Every entry below should be printed exactly, without its images.

◆ ◆ ◆

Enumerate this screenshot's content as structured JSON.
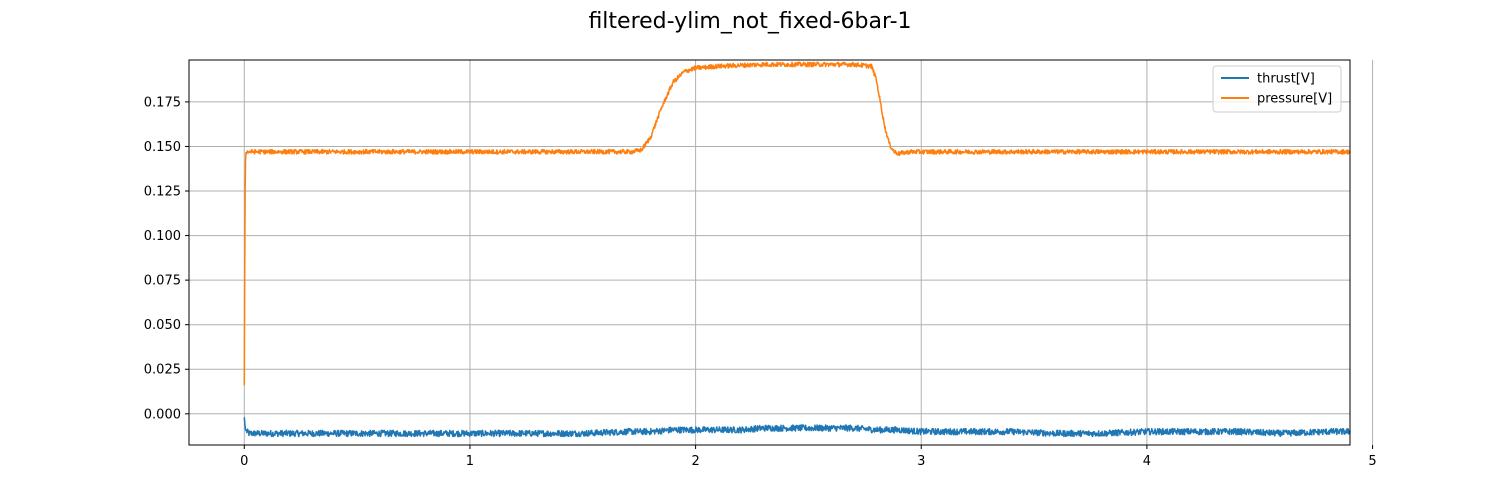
{
  "chart_data": {
    "type": "line",
    "title": "filtered-ylim_not_fixed-6bar-1",
    "xlabel": "",
    "ylabel": "",
    "xlim": [
      -0.245,
      4.9
    ],
    "ylim": [
      -0.0175,
      0.1985
    ],
    "x_ticks": [
      0,
      1,
      2,
      3,
      4,
      5
    ],
    "x_tick_labels": [
      "0",
      "1",
      "2",
      "3",
      "4",
      "5"
    ],
    "y_ticks": [
      0.0,
      0.025,
      0.05,
      0.075,
      0.1,
      0.125,
      0.15,
      0.175
    ],
    "y_tick_labels": [
      "0.000",
      "0.025",
      "0.050",
      "0.075",
      "0.100",
      "0.125",
      "0.150",
      "0.175"
    ],
    "grid": true,
    "legend_position": "top-right",
    "series": [
      {
        "name": "thrust[V]",
        "color": "#1f77b4",
        "x": [
          0,
          0.005,
          0.02,
          0.1,
          0.3,
          0.5,
          0.7,
          0.9,
          1.1,
          1.3,
          1.5,
          1.7,
          1.8,
          1.9,
          2.0,
          2.1,
          2.2,
          2.3,
          2.4,
          2.5,
          2.6,
          2.7,
          2.8,
          2.9,
          3.0,
          3.2,
          3.4,
          3.6,
          3.8,
          4.0,
          4.2,
          4.4,
          4.6,
          4.8,
          4.9
        ],
        "y": [
          -0.002,
          -0.009,
          -0.011,
          -0.011,
          -0.011,
          -0.011,
          -0.011,
          -0.011,
          -0.011,
          -0.011,
          -0.011,
          -0.01,
          -0.01,
          -0.009,
          -0.009,
          -0.009,
          -0.009,
          -0.008,
          -0.008,
          -0.008,
          -0.008,
          -0.008,
          -0.009,
          -0.009,
          -0.01,
          -0.01,
          -0.01,
          -0.011,
          -0.011,
          -0.01,
          -0.01,
          -0.01,
          -0.011,
          -0.01,
          -0.01
        ],
        "noise_amplitude": 0.0035
      },
      {
        "name": "pressure[V]",
        "color": "#ff7f0e",
        "x": [
          0,
          0.002,
          0.004,
          0.006,
          0.008,
          0.01,
          0.02,
          0.5,
          1.0,
          1.5,
          1.72,
          1.76,
          1.8,
          1.85,
          1.9,
          1.95,
          2.0,
          2.1,
          2.3,
          2.5,
          2.6,
          2.7,
          2.78,
          2.8,
          2.82,
          2.84,
          2.86,
          2.88,
          2.9,
          2.95,
          3.0,
          3.5,
          4.0,
          4.5,
          4.9
        ],
        "y": [
          0.016,
          0.08,
          0.13,
          0.145,
          0.147,
          0.147,
          0.147,
          0.147,
          0.147,
          0.147,
          0.147,
          0.148,
          0.155,
          0.172,
          0.186,
          0.192,
          0.194,
          0.195,
          0.196,
          0.196,
          0.196,
          0.196,
          0.195,
          0.188,
          0.174,
          0.16,
          0.151,
          0.147,
          0.146,
          0.147,
          0.147,
          0.147,
          0.147,
          0.147,
          0.147
        ],
        "noise_amplitude": 0.0025
      }
    ]
  }
}
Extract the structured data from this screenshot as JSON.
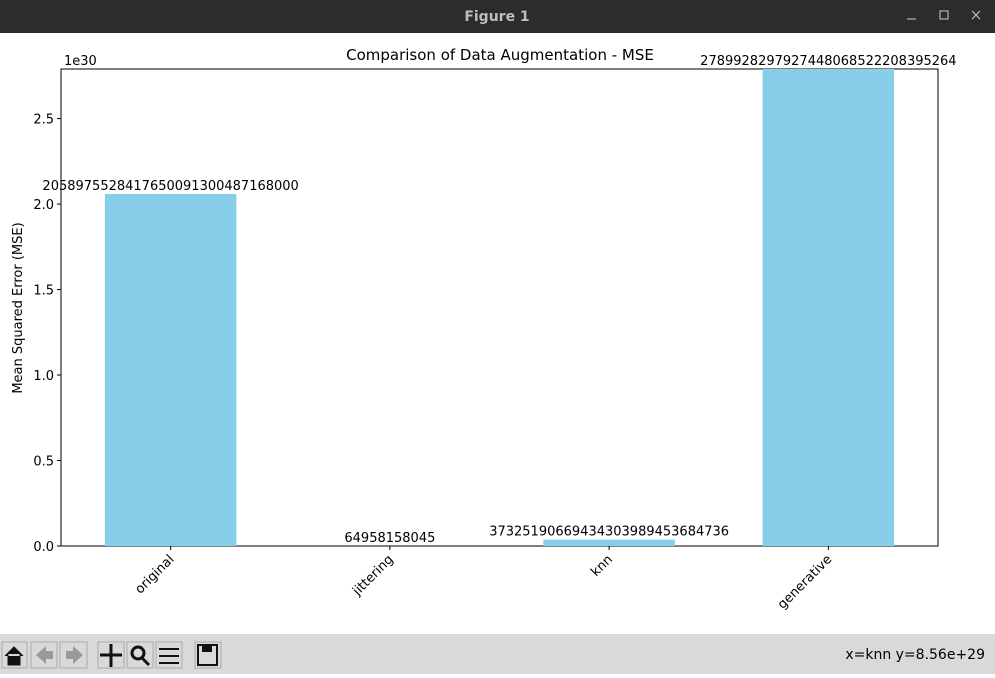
{
  "window": {
    "title": "Figure 1",
    "status": "x=knn y=8.56e+29"
  },
  "chart_data": {
    "type": "bar",
    "title": "Comparison of Data Augmentation - MSE",
    "y_label": "Mean Squared Error (MSE)",
    "y_offset_label": "1e30",
    "categories": [
      "original",
      "jittering",
      "knn",
      "generative"
    ],
    "values": [
      2.05897552841765e+30,
      64958158045,
      3.7325190669434304e+28,
      2.789928297927448e+30
    ],
    "value_labels": [
      "2058975528417650091300487168000",
      "64958158045",
      "37325190669434303989453684736",
      "2789928297927448068522208395264"
    ],
    "color": "#87ceeb",
    "ylim": [
      0,
      2.789928297927448e+30
    ],
    "yticks": [
      {
        "value": 0,
        "label": "0.0"
      },
      {
        "value": 5e+29,
        "label": "0.5"
      },
      {
        "value": 1e+30,
        "label": "1.0"
      },
      {
        "value": 1.5e+30,
        "label": "1.5"
      },
      {
        "value": 2e+30,
        "label": "2.0"
      },
      {
        "value": 2.5e+30,
        "label": "2.5"
      }
    ]
  }
}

◆ ◆ ◆

-- RESPONSE TO THE EXERCISE --
Enumerate this screenshot's content as structured JSON.
{
  "chart_data": {
    "type": "line",
    "title": "filtered-ylim_not_fixed-6bar-1",
    "xlabel": "",
    "ylabel": "",
    "xlim": [
      -0.245,
      4.9
    ],
    "ylim": [
      -0.0175,
      0.1985
    ],
    "x_ticks": [
      0,
      1,
      2,
      3,
      4,
      5
    ],
    "x_tick_labels": [
      "0",
      "1",
      "2",
      "3",
      "4",
      "5"
    ],
    "y_ticks": [
      0.0,
      0.025,
      0.05,
      0.075,
      0.1,
      0.125,
      0.15,
      0.175
    ],
    "y_tick_labels": [
      "0.000",
      "0.025",
      "0.050",
      "0.075",
      "0.100",
      "0.125",
      "0.150",
      "0.175"
    ],
    "grid": true,
    "legend_position": "top-right",
    "series": [
      {
        "name": "thrust[V]",
        "color": "#1f77b4",
        "x": [
          0,
          0.005,
          0.02,
          0.1,
          0.3,
          0.5,
          0.7,
          0.9,
          1.1,
          1.3,
          1.5,
          1.7,
          1.8,
          1.9,
          2.0,
          2.1,
          2.2,
          2.3,
          2.4,
          2.5,
          2.6,
          2.7,
          2.8,
          2.9,
          3.0,
          3.2,
          3.4,
          3.6,
          3.8,
          4.0,
          4.2,
          4.4,
          4.6,
          4.8,
          4.9
        ],
        "y": [
          -0.002,
          -0.009,
          -0.011,
          -0.011,
          -0.011,
          -0.011,
          -0.011,
          -0.011,
          -0.011,
          -0.011,
          -0.011,
          -0.01,
          -0.01,
          -0.009,
          -0.009,
          -0.009,
          -0.009,
          -0.008,
          -0.008,
          -0.008,
          -0.008,
          -0.008,
          -0.009,
          -0.009,
          -0.01,
          -0.01,
          -0.01,
          -0.011,
          -0.011,
          -0.01,
          -0.01,
          -0.01,
          -0.011,
          -0.01,
          -0.01
        ],
        "noise_amplitude": 0.0035
      },
      {
        "name": "pressure[V]",
        "color": "#ff7f0e",
        "x": [
          0,
          0.002,
          0.004,
          0.006,
          0.008,
          0.01,
          0.02,
          0.5,
          1.0,
          1.5,
          1.72,
          1.76,
          1.8,
          1.85,
          1.9,
          1.95,
          2.0,
          2.1,
          2.3,
          2.5,
          2.6,
          2.7,
          2.78,
          2.8,
          2.82,
          2.84,
          2.86,
          2.88,
          2.9,
          2.95,
          3.0,
          3.5,
          4.0,
          4.5,
          4.9
        ],
        "y": [
          0.016,
          0.08,
          0.13,
          0.145,
          0.147,
          0.147,
          0.147,
          0.147,
          0.147,
          0.147,
          0.147,
          0.148,
          0.155,
          0.172,
          0.186,
          0.192,
          0.194,
          0.195,
          0.196,
          0.196,
          0.196,
          0.196,
          0.195,
          0.188,
          0.174,
          0.16,
          0.151,
          0.147,
          0.146,
          0.147,
          0.147,
          0.147,
          0.147,
          0.147,
          0.147
        ],
        "noise_amplitude": 0.0025
      }
    ]
  }
}
Extract the structured data from this screenshot as JSON.
{
  "window": {
    "title": "Figure 1",
    "status": "x=knn y=8.56e+29"
  },
  "chart_data": {
    "type": "bar",
    "title": "Comparison of Data Augmentation - MSE",
    "y_label": "Mean Squared Error (MSE)",
    "y_offset_label": "1e30",
    "categories": [
      "original",
      "jittering",
      "knn",
      "generative"
    ],
    "values": [
      2.05897552841765e+30,
      64958158045,
      3.7325190669434304e+28,
      2.789928297927448e+30
    ],
    "value_labels": [
      "2058975528417650091300487168000",
      "64958158045",
      "37325190669434303989453684736",
      "2789928297927448068522208395264"
    ],
    "color": "#87ceeb",
    "ylim": [
      0,
      2.789928297927448e+30
    ],
    "yticks": [
      {
        "value": 0,
        "label": "0.0"
      },
      {
        "value": 5e+29,
        "label": "0.5"
      },
      {
        "value": 1e+30,
        "label": "1.0"
      },
      {
        "value": 1.5e+30,
        "label": "1.5"
      },
      {
        "value": 2e+30,
        "label": "2.0"
      },
      {
        "value": 2.5e+30,
        "label": "2.5"
      }
    ]
  }
}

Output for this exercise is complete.